# INSTRUCTION
Write only the number of lines holding the string "паліативної".
-- begin INFORMATION SHOWN --
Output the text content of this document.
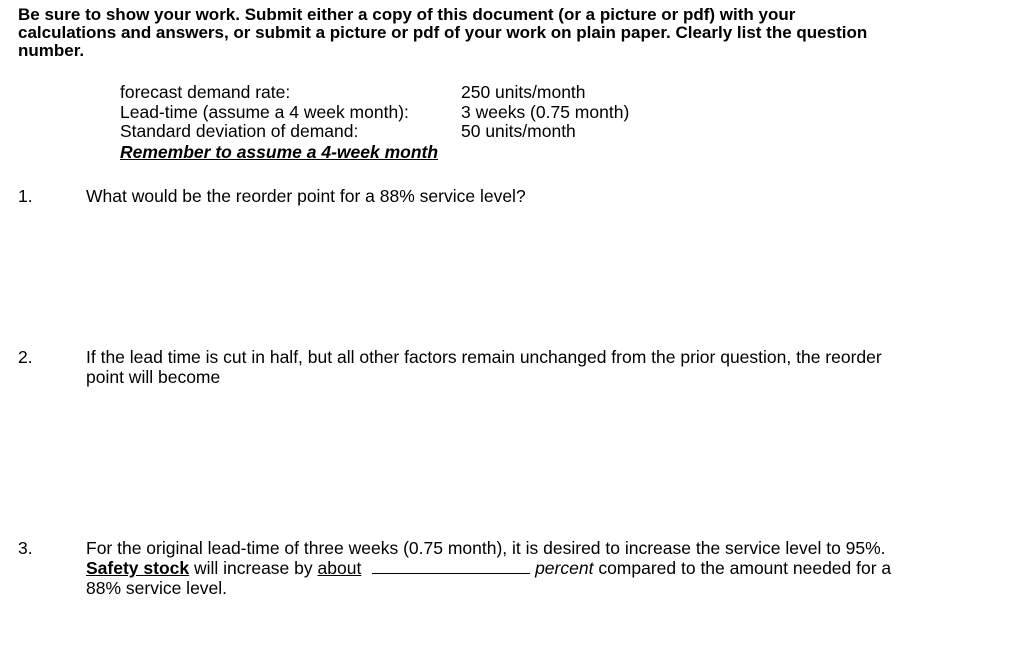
Be sure to show your work. Submit either a copy of this document (or a picture or pdf) with your calculations and answers, or submit a picture or pdf of your work on plain paper. Clearly list the question number.
forecast demand rate:	250 units/month
Lead-time (assume a 4 week month):	3 weeks (0.75 month)
Standard deviation of demand:	50 units/month
Remember to assume a 4-week month
1.	What would be the reorder point for a 88% service level?
2.	If the lead time is cut in half, but all other factors remain unchanged from the prior question, the reorder point will become
3.	For the original lead-time of three weeks (0.75 month), it is desired to increase the service level to 95%.  Safety stock will increase by about	percent compared to the amount needed for a 88% service level.
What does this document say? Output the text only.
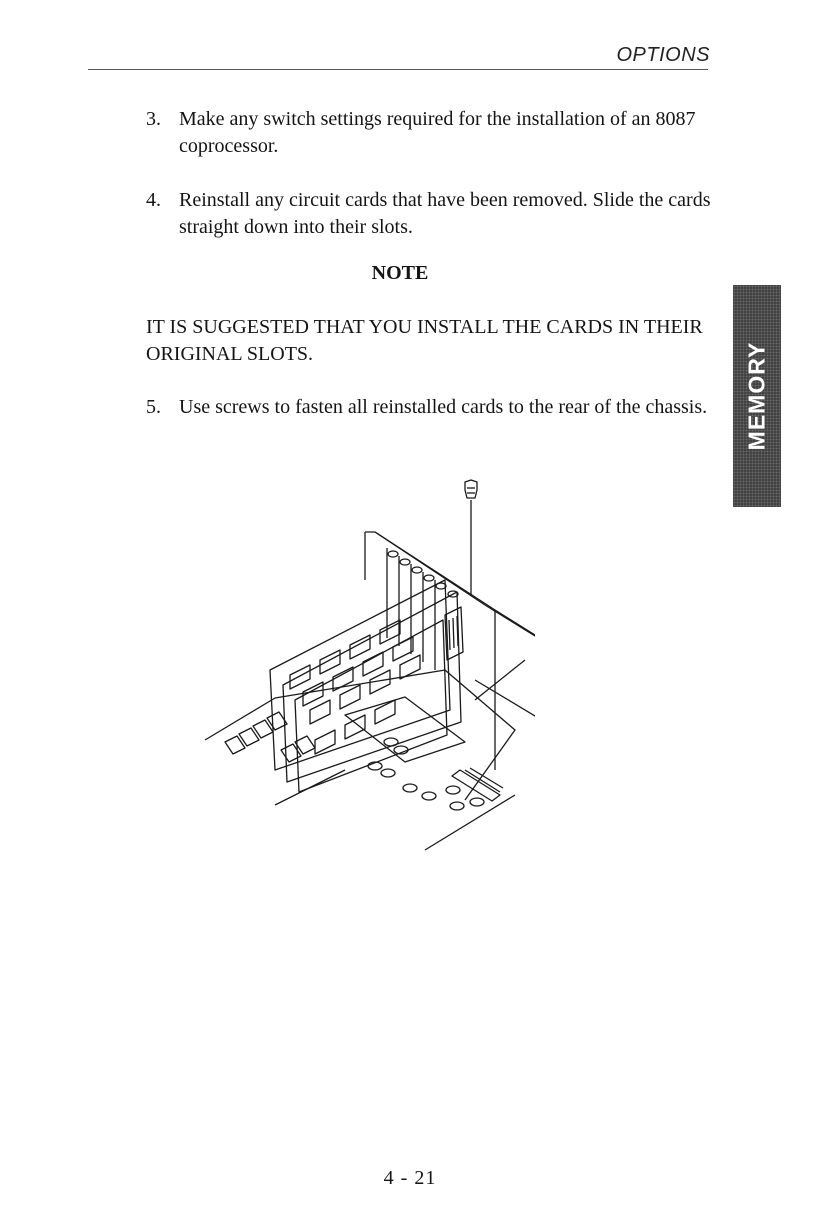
OPTIONS
3. Make any switch settings required for the installation of an 8087 coprocessor.
4. Reinstall any circuit cards that have been removed. Slide the cards straight down into their slots.
NOTE
IT IS SUGGESTED THAT YOU INSTALL THE CARDS IN THEIR ORIGINAL SLOTS.
5. Use screws to fasten all reinstalled cards to the rear of the chassis.	MEMORY
4 - 21
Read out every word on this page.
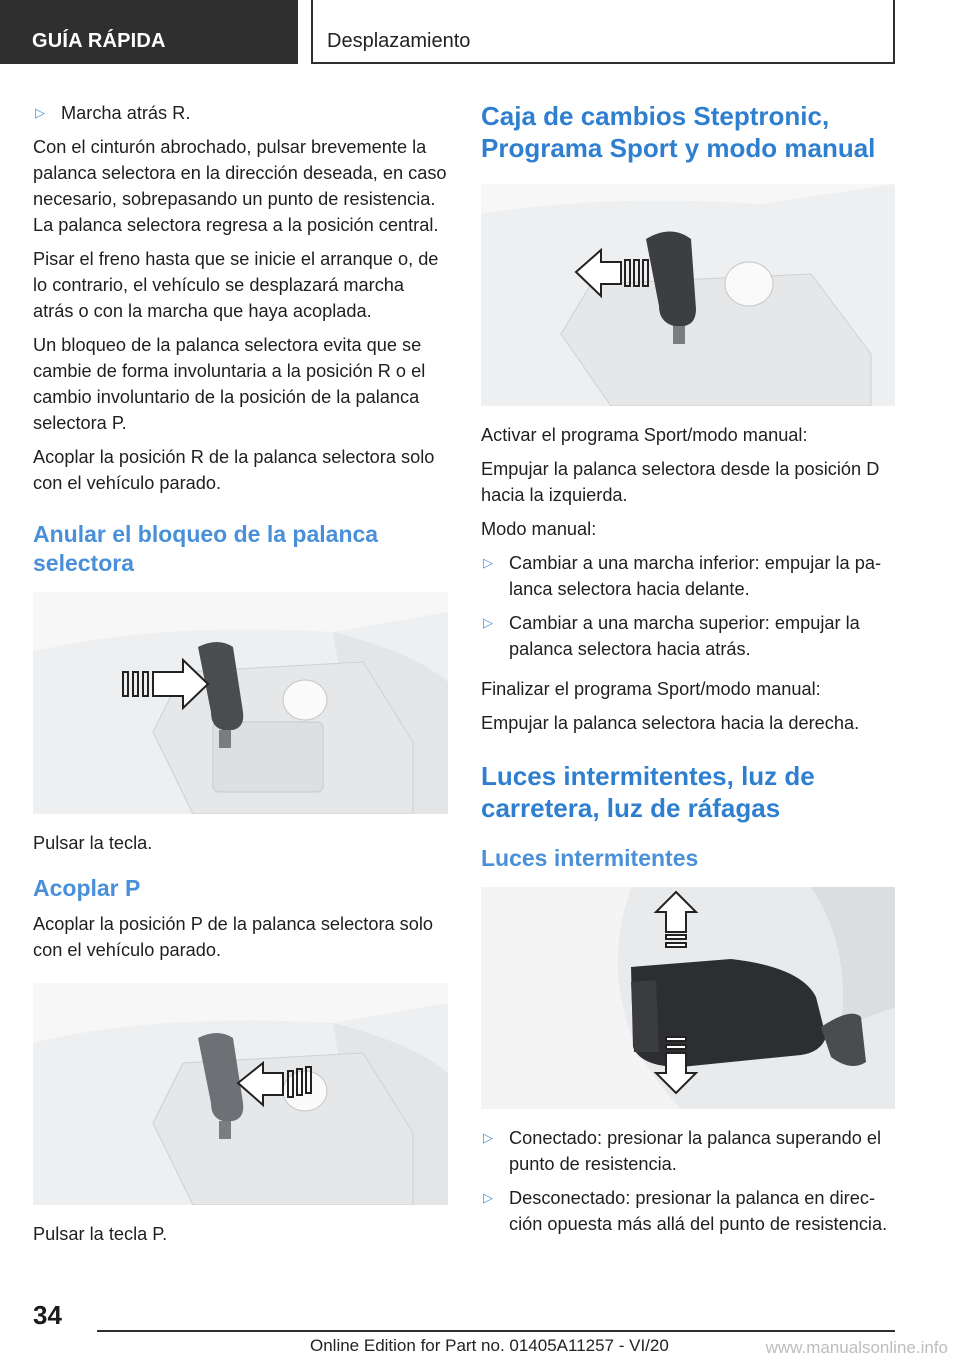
GUÍA RÁPIDA	Desplazamiento
▷ Marcha atrás R.
Con el cinturón abrochado, pulsar brevemente la palanca selectora en la dirección deseada, en caso necesario, sobrepasando un punto de resistencia. La palanca selectora regresa a la posición central.
Pisar el freno hasta que se inicie el arranque o, de lo contrario, el vehículo se desplazará marcha atrás o con la marcha que haya acoplada.
Un bloqueo de la palanca selectora evita que se cambie de forma involuntaria a la posición R o el cambio involuntario de la posición de la palanca selectora P.
Acoplar la posición R de la palanca selectora solo con el vehículo parado.
Anular el bloqueo de la palanca selectora
Pulsar la tecla.
Acoplar P
Acoplar la posición P de la palanca selectora solo con el vehículo parado.
Pulsar la tecla P.
Caja de cambios Steptronic, Programa Sport y modo manual
Activar el programa Sport/modo manual:
Empujar la palanca selectora desde la posición D hacia la izquierda.
Modo manual:
▷ Cambiar a una marcha inferior: empujar la palanca selectora hacia delante.
▷ Cambiar a una marcha superior: empujar la palanca selectora hacia atrás.
Finalizar el programa Sport/modo manual:
Empujar la palanca selectora hacia la derecha.
Luces intermitentes, luz de carretera, luz de ráfagas
Luces intermitentes
▷ Conectado: presionar la palanca superando el punto de resistencia.
▷ Desconectado: presionar la palanca en dirección opuesta más allá del punto de resistencia.
34
Online Edition for Part no. 01405A11257 - VI/20	www.manualsonline.info
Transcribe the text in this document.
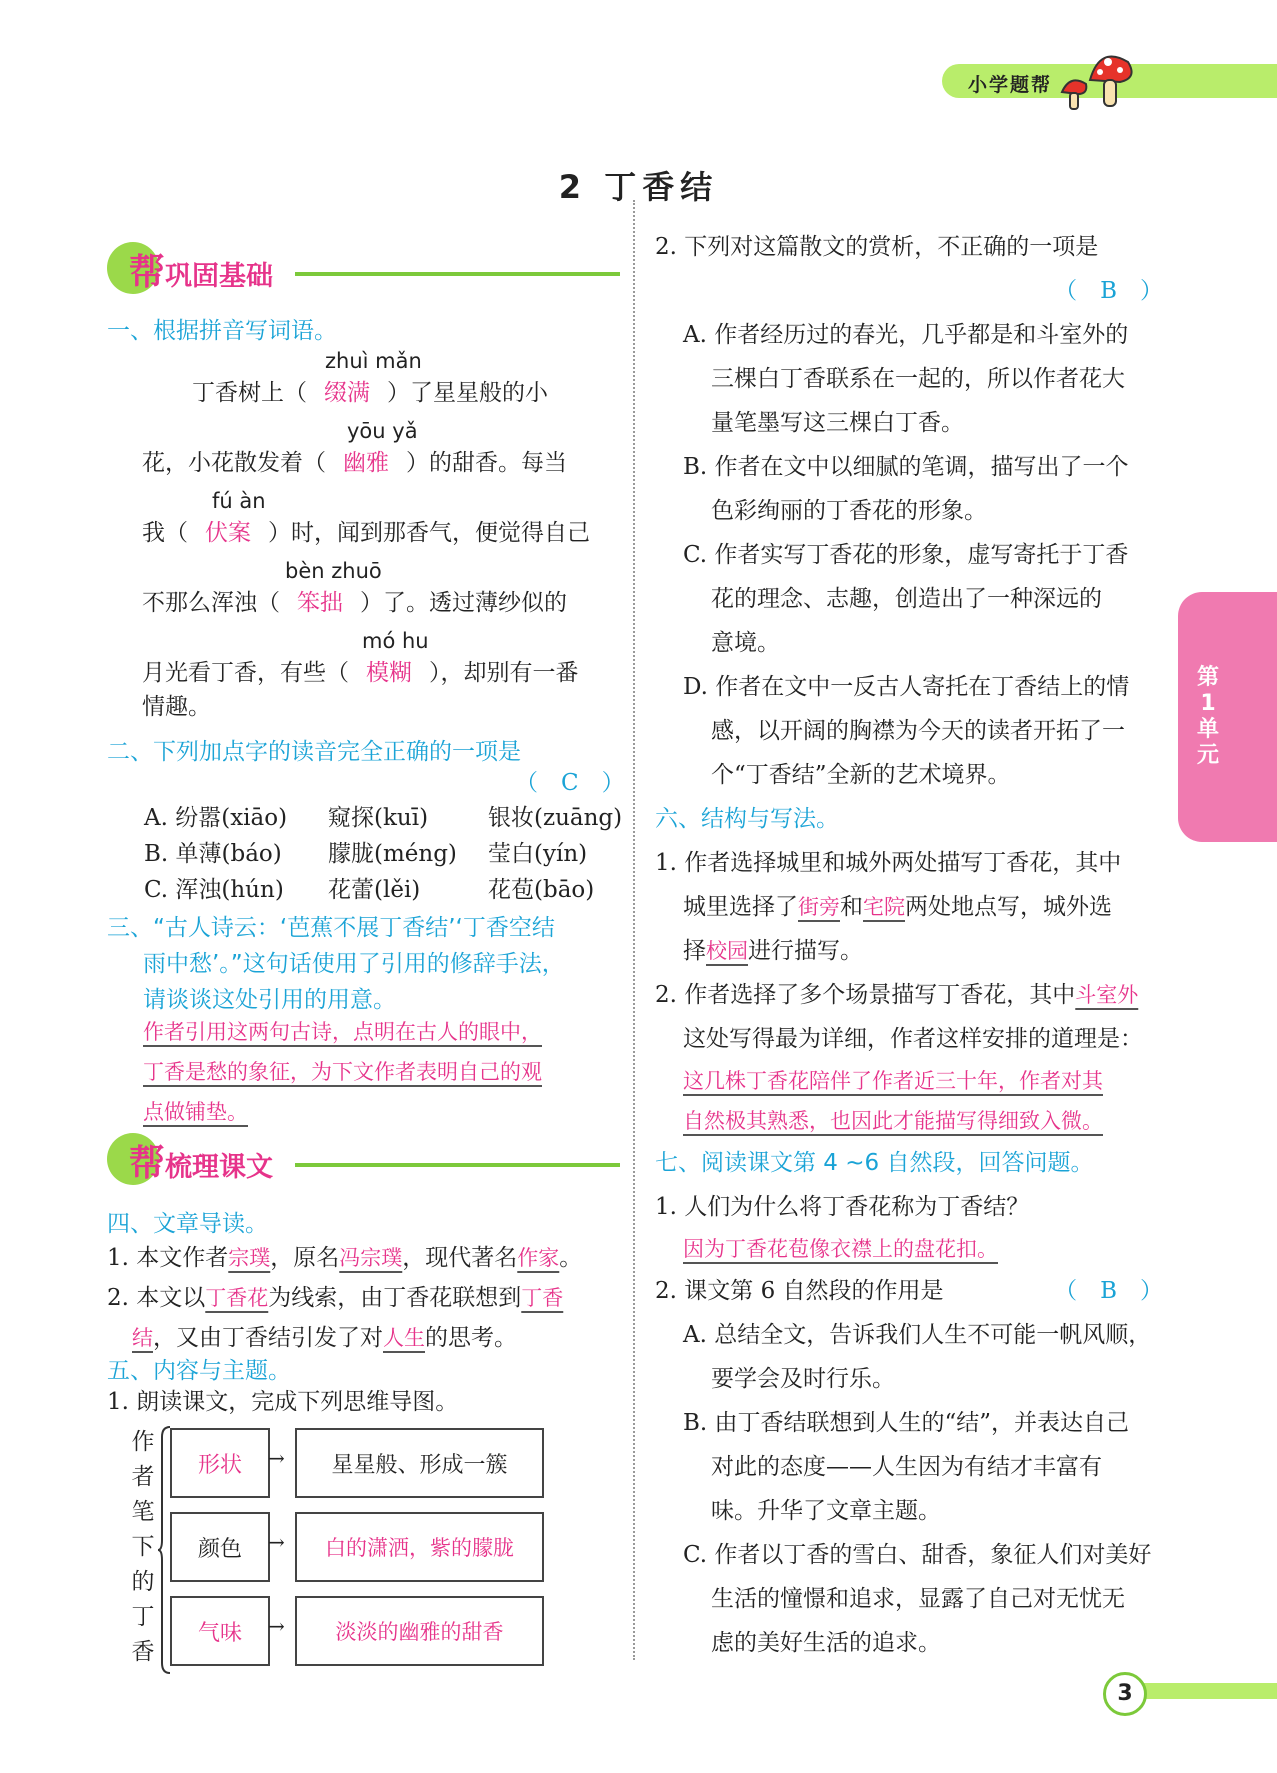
小学题帮
2 丁香结
帮 巩固基础
一、根据拼音写词语。
zhuì mǎn
丁香树上（ 缀满 ）了星星般的小
yōu yǎ
花，小花散发着（ 幽雅 ）的甜香。每当
fú àn
我（ 伏案 ）时，闻到那香气，便觉得自己
bèn zhuō
不那么浑浊（ 笨拙 ）了。透过薄纱似的
mó hu
月光看丁香，有些（ 模糊 ），却别有一番
情趣。
二、下列加点字的读音完全正确的一项是
（　C　）
A. 纷嚣(xiāo)	窥探(kuī)	银妆(zuāng)
B. 单薄(báo)	朦胧(méng)	莹白(yín)
C. 浑浊(hún)	花蕾(lěi)	花苞(bāo)
三、“古人诗云：‘芭蕉不展丁香结’‘丁香空结
雨中愁’。”这句话使用了引用的修辞手法，
请谈谈这处引用的用意。
作者引用这两句古诗，点明在古人的眼中，
丁香是愁的象征，为下文作者表明自己的观
点做铺垫。
帮 梳理课文
四、文章导读。
1. 本文作者宗璞，原名冯宗璞，现代著名作家。
2. 本文以丁香花为线索，由丁香花联想到丁香
结，又由丁香结引发了对人生的思考。
五、内容与主题。
1. 朗读课文，完成下列思维导图。
作
者
笔
下
的
丁
香
形状	→	星星般、形成一簇
颜色	→	白的潇洒，紫的朦胧
气味	→	淡淡的幽雅的甜香
2. 下列对这篇散文的赏析，不正确的一项是
（　B　）
A. 作者经历过的春光，几乎都是和斗室外的
三棵白丁香联系在一起的，所以作者花大
量笔墨写这三棵白丁香。
B. 作者在文中以细腻的笔调，描写出了一个
色彩绚丽的丁香花的形象。
C. 作者实写丁香花的形象，虚写寄托于丁香
花的理念、志趣，创造出了一种深远的
意境。
D. 作者在文中一反古人寄托在丁香结上的情
感，以开阔的胸襟为今天的读者开拓了一
个“丁香结”全新的艺术境界。
六、结构与写法。
1. 作者选择城里和城外两处描写丁香花，其中
城里选择了街旁和宅院两处地点写，城外选
择校园进行描写。
2. 作者选择了多个场景描写丁香花，其中斗室外
这处写得最为详细，作者这样安排的道理是：
这几株丁香花陪伴了作者近三十年，作者对其
自然极其熟悉，也因此才能描写得细致入微。
七、阅读课文第 4 ~6 自然段，回答问题。
1. 人们为什么将丁香花称为丁香结？
因为丁香花苞像衣襟上的盘花扣。
2. 课文第 6 自然段的作用是	（　B　）
A. 总结全文，告诉我们人生不可能一帆风顺，
要学会及时行乐。
B. 由丁香结联想到人生的“结”，并表达自己
对此的态度——人生因为有结才丰富有
味。升华了文章主题。
C. 作者以丁香的雪白、甜香，象征人们对美好
生活的憧憬和追求，显露了自己对无忧无
虑的美好生活的追求。
第
1
单
元
3
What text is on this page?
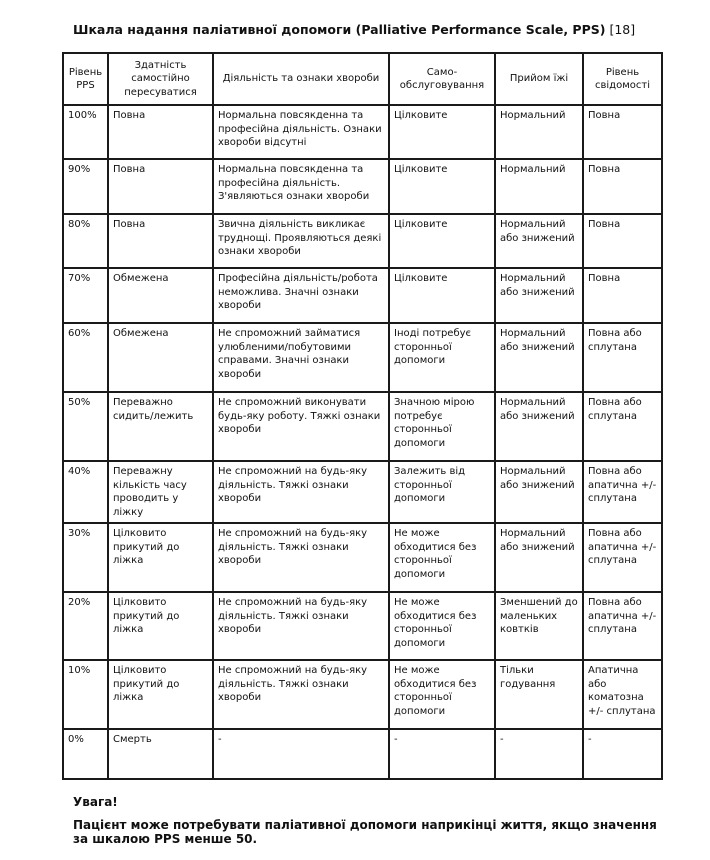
Шкала надання паліативної допомоги (Palliative Performance Scale, PPS) [18]
Рівень PPS	Здатність самостійно пересуватися	Діяльність та ознаки хвороби	Само-обслуговування	Прийом їжі	Рівень свідомості
100%	Повна	Нормальна повсякденна та професійна діяльність. Ознаки хвороби відсутні	Цілковите	Нормальний	Повна
90%	Повна	Нормальна повсякденна та професійна діяльність. З'являються ознаки хвороби	Цілковите	Нормальний	Повна
80%	Повна	Звична діяльність викликає труднощі. Проявляються деякі ознаки хвороби	Цілковите	Нормальний або знижений	Повна
70%	Обмежена	Професійна діяльність/робота неможлива. Значні ознаки хвороби	Цілковите	Нормальний або знижений	Повна
60%	Обмежена	Не спроможний займатися улюбленими/побутовими справами. Значні ознаки хвороби	Іноді потребує сторонньої допомоги	Нормальний або знижений	Повна або сплутана
50%	Переважно сидить/лежить	Не спроможний виконувати будь-яку роботу. Тяжкі ознаки хвороби	Значною мірою потребує сторонньої допомоги	Нормальний або знижений	Повна або сплутана
40%	Переважну кількість часу проводить у ліжку	Не спроможний на будь-яку діяльність. Тяжкі ознаки хвороби	Залежить від сторонньої допомоги	Нормальний або знижений	Повна або апатична +/- сплутана
30%	Цілковито прикутий до ліжка	Не спроможний на будь-яку діяльність. Тяжкі ознаки хвороби	Не може обходитися без сторонньої допомоги	Нормальний або знижений	Повна або апатична +/- сплутана
20%	Цілковито прикутий до ліжка	Не спроможний на будь-яку діяльність. Тяжкі ознаки хвороби	Не може обходитися без сторонньої допомоги	Зменшений до маленьких ковтків	Повна або апатична +/- сплутана
10%	Цілковито прикутий до ліжка	Не спроможний на будь-яку діяльність. Тяжкі ознаки хвороби	Не може обходитися без сторонньої допомоги	Тільки годування	Апатична або коматозна +/- сплутана
0%	Смерть	-	-	-	-
Увага!
Пацієнт може потребувати паліативної допомоги наприкінці життя, якщо значення за шкалою PPS менше 50.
-- end INFORMATION SHOWN --
# SOLVED EXERCISE
2